• **Problem requirements**
Copy the data exactly; pictures stay out of the copy.

[Dataset rows]
╔══

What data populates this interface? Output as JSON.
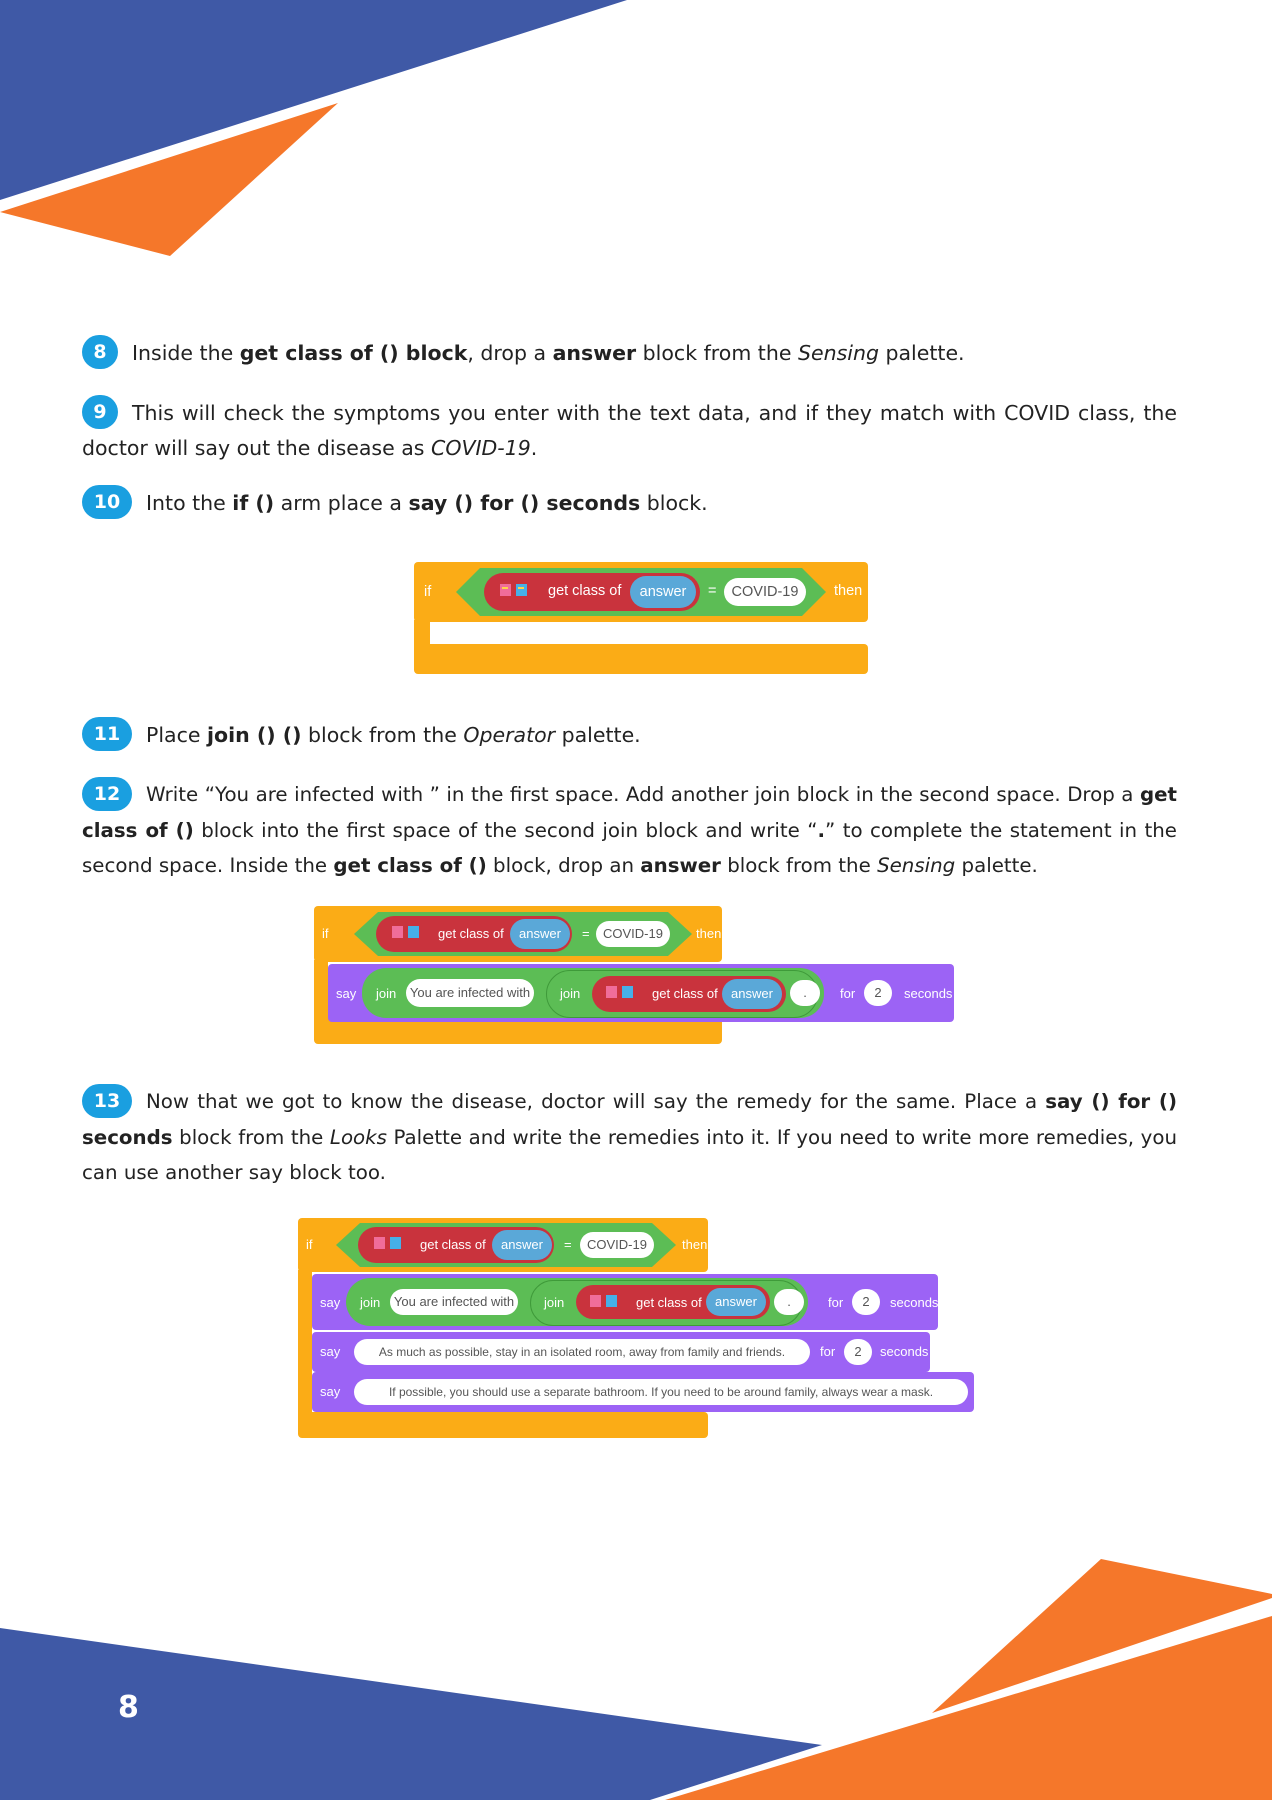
{
  "page_number": "8",
  "colors": {
    "blue": "#3f59a6",
    "orange": "#f5772a",
    "badge": "#1a9fe0"
  },
  "steps": [
    {
      "num": "8",
      "parts": [
        {
          "t": "Inside the ",
          "s": "n"
        },
        {
          "t": "get class of () block",
          "s": "b"
        },
        {
          "t": ", drop a ",
          "s": "n"
        },
        {
          "t": "answer",
          "s": "b"
        },
        {
          "t": " block from the ",
          "s": "n"
        },
        {
          "t": "Sensing",
          "s": "i"
        },
        {
          "t": " palette.",
          "s": "n"
        }
      ]
    },
    {
      "num": "9",
      "parts": [
        {
          "t": "This will check the symptoms you enter with the text data, and if they match with COVID class, the doctor will say out the disease as ",
          "s": "n"
        },
        {
          "t": "COVID-19",
          "s": "i"
        },
        {
          "t": ".",
          "s": "n"
        }
      ]
    },
    {
      "num": "10",
      "parts": [
        {
          "t": "Into the ",
          "s": "n"
        },
        {
          "t": "if ()",
          "s": "b"
        },
        {
          "t": " arm place a ",
          "s": "n"
        },
        {
          "t": "say () for () seconds",
          "s": "b"
        },
        {
          "t": " block.",
          "s": "n"
        }
      ]
    },
    {
      "num": "11",
      "parts": [
        {
          "t": "Place ",
          "s": "n"
        },
        {
          "t": "join () ()",
          "s": "b"
        },
        {
          "t": " block from the ",
          "s": "n"
        },
        {
          "t": "Operator",
          "s": "i"
        },
        {
          "t": " palette.",
          "s": "n"
        }
      ]
    },
    {
      "num": "12",
      "parts": [
        {
          "t": "Write “You are infected with ” in the first space. Add another join block in the second space. Drop a ",
          "s": "n"
        },
        {
          "t": "get class of ()",
          "s": "b"
        },
        {
          "t": " block into the first space of the second join block and write “",
          "s": "n"
        },
        {
          "t": ".",
          "s": "b"
        },
        {
          "t": "” to complete the statement in the second space. Inside the ",
          "s": "n"
        },
        {
          "t": "get class of ()",
          "s": "b"
        },
        {
          "t": " block, drop an ",
          "s": "n"
        },
        {
          "t": "answer",
          "s": "b"
        },
        {
          "t": " block from the ",
          "s": "n"
        },
        {
          "t": "Sensing",
          "s": "i"
        },
        {
          "t": " palette.",
          "s": "n"
        }
      ]
    },
    {
      "num": "13",
      "parts": [
        {
          "t": "Now that we got to know the disease, doctor will say the remedy for the same. Place a ",
          "s": "n"
        },
        {
          "t": "say () for () seconds",
          "s": "b"
        },
        {
          "t": " block from the ",
          "s": "n"
        },
        {
          "t": "Looks",
          "s": "i"
        },
        {
          "t": " Palette and write the remedies into it. If you need to write more remedies, you can use another say block too.",
          "s": "n"
        }
      ]
    }
  ],
  "blocks": {
    "if": "if",
    "then": "then",
    "get_class_of": "get class of",
    "answer": "answer",
    "equals": "=",
    "covid": "COVID-19",
    "say": "say",
    "join": "join",
    "infected_text": "You are infected with",
    "dot": ".",
    "for": "for",
    "seconds_num": "2",
    "seconds": "seconds",
    "remedy1": "As much as possible, stay in an isolated room, away from family and friends.",
    "remedy2": "If possible, you should use a separate bathroom. If you need to be around family,  always wear a mask."
  }
}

╚══

• **Full output**
What data populates this interface? Output as JSON.
{
  "page_number": "8",
  "colors": {
    "blue": "#3f59a6",
    "orange": "#f5772a",
    "badge": "#1a9fe0"
  },
  "steps": [
    {
      "num": "8",
      "parts": [
        {
          "t": "Inside the ",
          "s": "n"
        },
        {
          "t": "get class of () block",
          "s": "b"
        },
        {
          "t": ", drop a ",
          "s": "n"
        },
        {
          "t": "answer",
          "s": "b"
        },
        {
          "t": " block from the ",
          "s": "n"
        },
        {
          "t": "Sensing",
          "s": "i"
        },
        {
          "t": " palette.",
          "s": "n"
        }
      ]
    },
    {
      "num": "9",
      "parts": [
        {
          "t": "This will check the symptoms you enter with the text data, and if they match with COVID class, the doctor will say out the disease as ",
          "s": "n"
        },
        {
          "t": "COVID-19",
          "s": "i"
        },
        {
          "t": ".",
          "s": "n"
        }
      ]
    },
    {
      "num": "10",
      "parts": [
        {
          "t": "Into the ",
          "s": "n"
        },
        {
          "t": "if ()",
          "s": "b"
        },
        {
          "t": " arm place a ",
          "s": "n"
        },
        {
          "t": "say () for () seconds",
          "s": "b"
        },
        {
          "t": " block.",
          "s": "n"
        }
      ]
    },
    {
      "num": "11",
      "parts": [
        {
          "t": "Place ",
          "s": "n"
        },
        {
          "t": "join () ()",
          "s": "b"
        },
        {
          "t": " block from the ",
          "s": "n"
        },
        {
          "t": "Operator",
          "s": "i"
        },
        {
          "t": " palette.",
          "s": "n"
        }
      ]
    },
    {
      "num": "12",
      "parts": [
        {
          "t": "Write “You are infected with ” in the first space. Add another join block in the second space. Drop a ",
          "s": "n"
        },
        {
          "t": "get class of ()",
          "s": "b"
        },
        {
          "t": " block into the first space of the second join block and write “",
          "s": "n"
        },
        {
          "t": ".",
          "s": "b"
        },
        {
          "t": "” to complete the statement in the second space. Inside the ",
          "s": "n"
        },
        {
          "t": "get class of ()",
          "s": "b"
        },
        {
          "t": " block, drop an ",
          "s": "n"
        },
        {
          "t": "answer",
          "s": "b"
        },
        {
          "t": " block from the ",
          "s": "n"
        },
        {
          "t": "Sensing",
          "s": "i"
        },
        {
          "t": " palette.",
          "s": "n"
        }
      ]
    },
    {
      "num": "13",
      "parts": [
        {
          "t": "Now that we got to know the disease, doctor will say the remedy for the same. Place a ",
          "s": "n"
        },
        {
          "t": "say () for () seconds",
          "s": "b"
        },
        {
          "t": " block from the ",
          "s": "n"
        },
        {
          "t": "Looks",
          "s": "i"
        },
        {
          "t": " Palette and write the remedies into it. If you need to write more remedies, you can use another say block too.",
          "s": "n"
        }
      ]
    }
  ],
  "blocks": {
    "if": "if",
    "then": "then",
    "get_class_of": "get class of",
    "answer": "answer",
    "equals": "=",
    "covid": "COVID-19",
    "say": "say",
    "join": "join",
    "infected_text": "You are infected with",
    "dot": ".",
    "for": "for",
    "seconds_num": "2",
    "seconds": "seconds",
    "remedy1": "As much as possible, stay in an isolated room, away from family and friends.",
    "remedy2": "If possible, you should use a separate bathroom. If you need to be around family,  always wear a mask."
  }
}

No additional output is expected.